* [Records]
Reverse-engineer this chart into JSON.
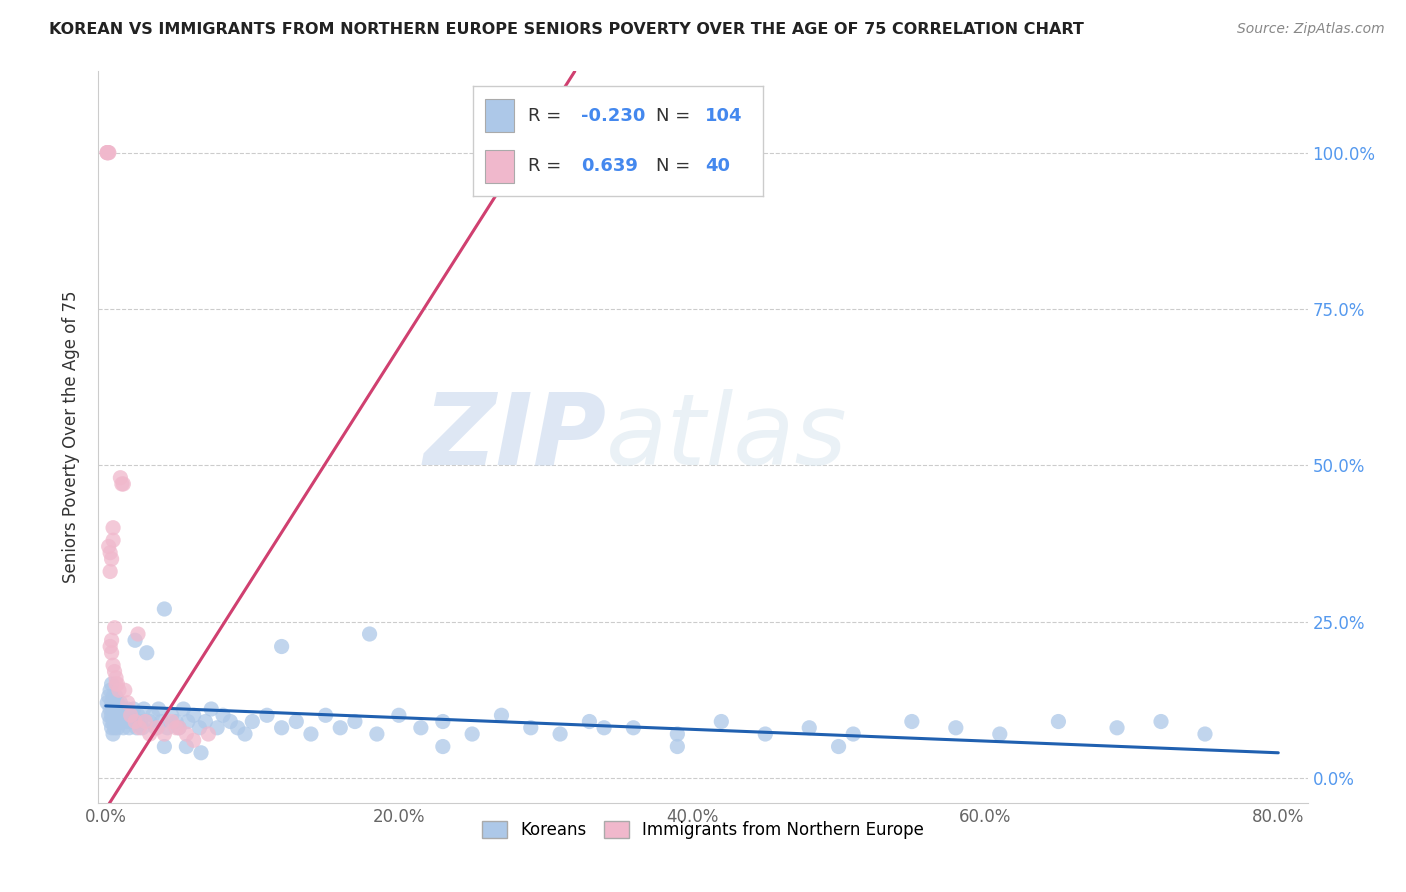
{
  "title": "KOREAN VS IMMIGRANTS FROM NORTHERN EUROPE SENIORS POVERTY OVER THE AGE OF 75 CORRELATION CHART",
  "source": "Source: ZipAtlas.com",
  "ylabel": "Seniors Poverty Over the Age of 75",
  "xlim": [
    -0.005,
    0.82
  ],
  "ylim": [
    -0.04,
    1.13
  ],
  "xticks": [
    0.0,
    0.2,
    0.4,
    0.6,
    0.8
  ],
  "xtick_labels": [
    "0.0%",
    "20.0%",
    "40.0%",
    "60.0%",
    "80.0%"
  ],
  "yticks": [
    0.0,
    0.25,
    0.5,
    0.75,
    1.0
  ],
  "right_ytick_labels": [
    "0.0%",
    "25.0%",
    "50.0%",
    "75.0%",
    "100.0%"
  ],
  "blue_R": -0.23,
  "blue_N": 104,
  "pink_R": 0.639,
  "pink_N": 40,
  "blue_color": "#adc8e8",
  "blue_line_color": "#2060b0",
  "pink_color": "#f0b8cc",
  "pink_line_color": "#d04070",
  "watermark_zip": "ZIP",
  "watermark_atlas": "atlas",
  "legend_label_blue": "Koreans",
  "legend_label_pink": "Immigrants from Northern Europe",
  "blue_scatter_x": [
    0.001,
    0.002,
    0.002,
    0.003,
    0.003,
    0.003,
    0.004,
    0.004,
    0.004,
    0.004,
    0.005,
    0.005,
    0.005,
    0.005,
    0.006,
    0.006,
    0.006,
    0.007,
    0.007,
    0.007,
    0.008,
    0.008,
    0.008,
    0.009,
    0.009,
    0.01,
    0.01,
    0.011,
    0.012,
    0.012,
    0.013,
    0.014,
    0.015,
    0.016,
    0.017,
    0.018,
    0.019,
    0.02,
    0.021,
    0.022,
    0.024,
    0.025,
    0.026,
    0.028,
    0.03,
    0.032,
    0.034,
    0.036,
    0.038,
    0.04,
    0.042,
    0.045,
    0.048,
    0.05,
    0.053,
    0.056,
    0.06,
    0.064,
    0.068,
    0.072,
    0.076,
    0.08,
    0.085,
    0.09,
    0.095,
    0.1,
    0.11,
    0.12,
    0.13,
    0.14,
    0.15,
    0.16,
    0.17,
    0.185,
    0.2,
    0.215,
    0.23,
    0.25,
    0.27,
    0.29,
    0.31,
    0.33,
    0.36,
    0.39,
    0.42,
    0.45,
    0.48,
    0.51,
    0.55,
    0.58,
    0.61,
    0.65,
    0.69,
    0.72,
    0.75,
    0.04,
    0.055,
    0.23,
    0.39,
    0.5,
    0.12,
    0.34,
    0.065,
    0.18
  ],
  "blue_scatter_y": [
    0.12,
    0.1,
    0.13,
    0.09,
    0.11,
    0.14,
    0.08,
    0.1,
    0.12,
    0.15,
    0.09,
    0.11,
    0.13,
    0.07,
    0.1,
    0.12,
    0.08,
    0.09,
    0.11,
    0.13,
    0.08,
    0.1,
    0.12,
    0.09,
    0.11,
    0.1,
    0.12,
    0.09,
    0.11,
    0.08,
    0.1,
    0.09,
    0.11,
    0.08,
    0.1,
    0.09,
    0.11,
    0.22,
    0.08,
    0.1,
    0.09,
    0.08,
    0.11,
    0.2,
    0.09,
    0.1,
    0.08,
    0.11,
    0.09,
    0.27,
    0.08,
    0.1,
    0.09,
    0.08,
    0.11,
    0.09,
    0.1,
    0.08,
    0.09,
    0.11,
    0.08,
    0.1,
    0.09,
    0.08,
    0.07,
    0.09,
    0.1,
    0.08,
    0.09,
    0.07,
    0.1,
    0.08,
    0.09,
    0.07,
    0.1,
    0.08,
    0.09,
    0.07,
    0.1,
    0.08,
    0.07,
    0.09,
    0.08,
    0.07,
    0.09,
    0.07,
    0.08,
    0.07,
    0.09,
    0.08,
    0.07,
    0.09,
    0.08,
    0.09,
    0.07,
    0.05,
    0.05,
    0.05,
    0.05,
    0.05,
    0.21,
    0.08,
    0.04,
    0.23
  ],
  "pink_scatter_x": [
    0.001,
    0.001,
    0.001,
    0.002,
    0.002,
    0.003,
    0.003,
    0.004,
    0.004,
    0.005,
    0.005,
    0.006,
    0.006,
    0.007,
    0.007,
    0.008,
    0.009,
    0.01,
    0.011,
    0.012,
    0.013,
    0.015,
    0.017,
    0.02,
    0.023,
    0.027,
    0.03,
    0.035,
    0.04,
    0.045,
    0.05,
    0.06,
    0.07,
    0.002,
    0.003,
    0.004,
    0.005,
    0.022,
    0.048,
    0.055
  ],
  "pink_scatter_y": [
    1.0,
    1.0,
    1.0,
    1.0,
    1.0,
    0.36,
    0.33,
    0.22,
    0.2,
    0.4,
    0.38,
    0.24,
    0.17,
    0.16,
    0.15,
    0.15,
    0.14,
    0.48,
    0.47,
    0.47,
    0.14,
    0.12,
    0.1,
    0.09,
    0.08,
    0.09,
    0.07,
    0.08,
    0.07,
    0.09,
    0.08,
    0.06,
    0.07,
    0.37,
    0.21,
    0.35,
    0.18,
    0.23,
    0.08,
    0.07
  ],
  "pink_line_x0": 0.0,
  "pink_line_y0": -0.05,
  "pink_line_x1": 0.32,
  "pink_line_y1": 1.13,
  "blue_line_x0": 0.0,
  "blue_line_y0": 0.115,
  "blue_line_x1": 0.8,
  "blue_line_y1": 0.04
}
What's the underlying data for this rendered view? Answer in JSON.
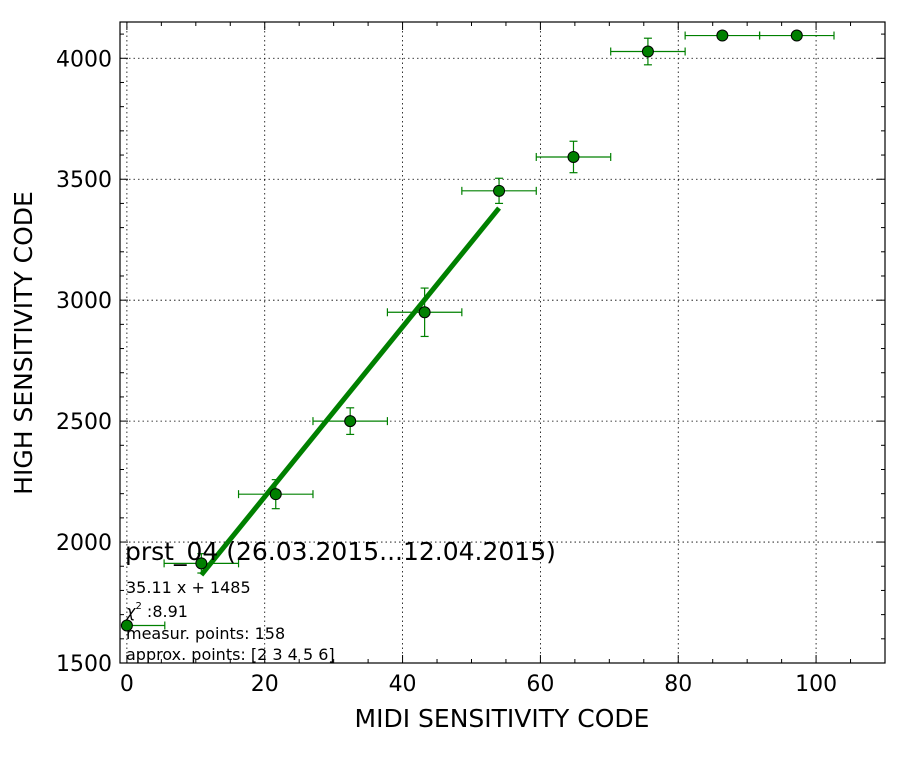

* [What you should do] Output the lines above in full and exactly as given, omitting any pictures.

* [Problem solution]
Reverse-engineer this chart into JSON.
{
  "title": "KOREAN VS IMMIGRANTS FROM NORTHERN EUROPE SENIORS POVERTY OVER THE AGE OF 75 CORRELATION CHART",
  "source": "Source: ZipAtlas.com",
  "ylabel": "Seniors Poverty Over the Age of 75",
  "xlim": [
    -0.005,
    0.82
  ],
  "ylim": [
    -0.04,
    1.13
  ],
  "xticks": [
    0.0,
    0.2,
    0.4,
    0.6,
    0.8
  ],
  "xtick_labels": [
    "0.0%",
    "20.0%",
    "40.0%",
    "60.0%",
    "80.0%"
  ],
  "yticks": [
    0.0,
    0.25,
    0.5,
    0.75,
    1.0
  ],
  "right_ytick_labels": [
    "0.0%",
    "25.0%",
    "50.0%",
    "75.0%",
    "100.0%"
  ],
  "blue_R": -0.23,
  "blue_N": 104,
  "pink_R": 0.639,
  "pink_N": 40,
  "blue_color": "#adc8e8",
  "blue_line_color": "#2060b0",
  "pink_color": "#f0b8cc",
  "pink_line_color": "#d04070",
  "watermark_zip": "ZIP",
  "watermark_atlas": "atlas",
  "legend_label_blue": "Koreans",
  "legend_label_pink": "Immigrants from Northern Europe",
  "blue_scatter_x": [
    0.001,
    0.002,
    0.002,
    0.003,
    0.003,
    0.003,
    0.004,
    0.004,
    0.004,
    0.004,
    0.005,
    0.005,
    0.005,
    0.005,
    0.006,
    0.006,
    0.006,
    0.007,
    0.007,
    0.007,
    0.008,
    0.008,
    0.008,
    0.009,
    0.009,
    0.01,
    0.01,
    0.011,
    0.012,
    0.012,
    0.013,
    0.014,
    0.015,
    0.016,
    0.017,
    0.018,
    0.019,
    0.02,
    0.021,
    0.022,
    0.024,
    0.025,
    0.026,
    0.028,
    0.03,
    0.032,
    0.034,
    0.036,
    0.038,
    0.04,
    0.042,
    0.045,
    0.048,
    0.05,
    0.053,
    0.056,
    0.06,
    0.064,
    0.068,
    0.072,
    0.076,
    0.08,
    0.085,
    0.09,
    0.095,
    0.1,
    0.11,
    0.12,
    0.13,
    0.14,
    0.15,
    0.16,
    0.17,
    0.185,
    0.2,
    0.215,
    0.23,
    0.25,
    0.27,
    0.29,
    0.31,
    0.33,
    0.36,
    0.39,
    0.42,
    0.45,
    0.48,
    0.51,
    0.55,
    0.58,
    0.61,
    0.65,
    0.69,
    0.72,
    0.75,
    0.04,
    0.055,
    0.23,
    0.39,
    0.5,
    0.12,
    0.34,
    0.065,
    0.18
  ],
  "blue_scatter_y": [
    0.12,
    0.1,
    0.13,
    0.09,
    0.11,
    0.14,
    0.08,
    0.1,
    0.12,
    0.15,
    0.09,
    0.11,
    0.13,
    0.07,
    0.1,
    0.12,
    0.08,
    0.09,
    0.11,
    0.13,
    0.08,
    0.1,
    0.12,
    0.09,
    0.11,
    0.1,
    0.12,
    0.09,
    0.11,
    0.08,
    0.1,
    0.09,
    0.11,
    0.08,
    0.1,
    0.09,
    0.11,
    0.22,
    0.08,
    0.1,
    0.09,
    0.08,
    0.11,
    0.2,
    0.09,
    0.1,
    0.08,
    0.11,
    0.09,
    0.27,
    0.08,
    0.1,
    0.09,
    0.08,
    0.11,
    0.09,
    0.1,
    0.08,
    0.09,
    0.11,
    0.08,
    0.1,
    0.09,
    0.08,
    0.07,
    0.09,
    0.1,
    0.08,
    0.09,
    0.07,
    0.1,
    0.08,
    0.09,
    0.07,
    0.1,
    0.08,
    0.09,
    0.07,
    0.1,
    0.08,
    0.07,
    0.09,
    0.08,
    0.07,
    0.09,
    0.07,
    0.08,
    0.07,
    0.09,
    0.08,
    0.07,
    0.09,
    0.08,
    0.09,
    0.07,
    0.05,
    0.05,
    0.05,
    0.05,
    0.05,
    0.21,
    0.08,
    0.04,
    0.23
  ],
  "pink_scatter_x": [
    0.001,
    0.001,
    0.001,
    0.002,
    0.002,
    0.003,
    0.003,
    0.004,
    0.004,
    0.005,
    0.005,
    0.006,
    0.006,
    0.007,
    0.007,
    0.008,
    0.009,
    0.01,
    0.011,
    0.012,
    0.013,
    0.015,
    0.017,
    0.02,
    0.023,
    0.027,
    0.03,
    0.035,
    0.04,
    0.045,
    0.05,
    0.06,
    0.07,
    0.002,
    0.003,
    0.004,
    0.005,
    0.022,
    0.048,
    0.055
  ],
  "pink_scatter_y": [
    1.0,
    1.0,
    1.0,
    1.0,
    1.0,
    0.36,
    0.33,
    0.22,
    0.2,
    0.4,
    0.38,
    0.24,
    0.17,
    0.16,
    0.15,
    0.15,
    0.14,
    0.48,
    0.47,
    0.47,
    0.14,
    0.12,
    0.1,
    0.09,
    0.08,
    0.09,
    0.07,
    0.08,
    0.07,
    0.09,
    0.08,
    0.06,
    0.07,
    0.37,
    0.21,
    0.35,
    0.18,
    0.23,
    0.08,
    0.07
  ],
  "pink_line_x0": 0.0,
  "pink_line_y0": -0.05,
  "pink_line_x1": 0.32,
  "pink_line_y1": 1.13,
  "blue_line_x0": 0.0,
  "blue_line_y0": 0.115,
  "blue_line_x1": 0.8,
  "blue_line_y1": 0.04
}
What's the underlying data for this rendered view? Answer in JSON.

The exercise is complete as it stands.